**Extracted data**

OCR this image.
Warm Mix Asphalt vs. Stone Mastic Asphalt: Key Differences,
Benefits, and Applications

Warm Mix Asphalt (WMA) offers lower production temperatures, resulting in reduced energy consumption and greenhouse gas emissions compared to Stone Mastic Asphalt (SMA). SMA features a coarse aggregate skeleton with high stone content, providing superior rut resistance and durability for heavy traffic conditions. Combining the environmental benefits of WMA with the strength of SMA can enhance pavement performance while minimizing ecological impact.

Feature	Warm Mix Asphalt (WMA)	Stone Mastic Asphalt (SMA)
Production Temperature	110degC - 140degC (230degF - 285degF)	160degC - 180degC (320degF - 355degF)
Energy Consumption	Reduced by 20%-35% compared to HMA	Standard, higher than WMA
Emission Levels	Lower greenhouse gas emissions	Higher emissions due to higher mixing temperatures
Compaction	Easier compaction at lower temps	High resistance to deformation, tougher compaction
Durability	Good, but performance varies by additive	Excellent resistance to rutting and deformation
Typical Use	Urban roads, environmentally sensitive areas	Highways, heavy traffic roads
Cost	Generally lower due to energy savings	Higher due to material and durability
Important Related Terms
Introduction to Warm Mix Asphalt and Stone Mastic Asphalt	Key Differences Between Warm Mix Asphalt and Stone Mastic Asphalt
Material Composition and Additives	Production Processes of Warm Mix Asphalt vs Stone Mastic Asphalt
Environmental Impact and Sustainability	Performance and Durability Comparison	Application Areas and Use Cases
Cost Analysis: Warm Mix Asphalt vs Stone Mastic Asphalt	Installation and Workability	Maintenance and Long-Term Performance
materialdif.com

**Objective**
Check each line of the entries above, and show every one holding the word "temperatures".

**Task solution**
Warm Mix Asphalt (WMA) offers lower production temperatures, resulting in reduced energy consumption and greenhouse gas emissions compared to Stone Mastic Asphalt (SMA). SMA features a coarse aggregate skeleton with high stone content, providing superior rut resistance and durability for heavy traffic conditions. Combining the environmental benefits of WMA with the strength of SMA can enhance pavement performance while minimizing ecological impact.
Emission Levels	Lower greenhouse gas emissions	Higher emissions due to higher mixing temperatures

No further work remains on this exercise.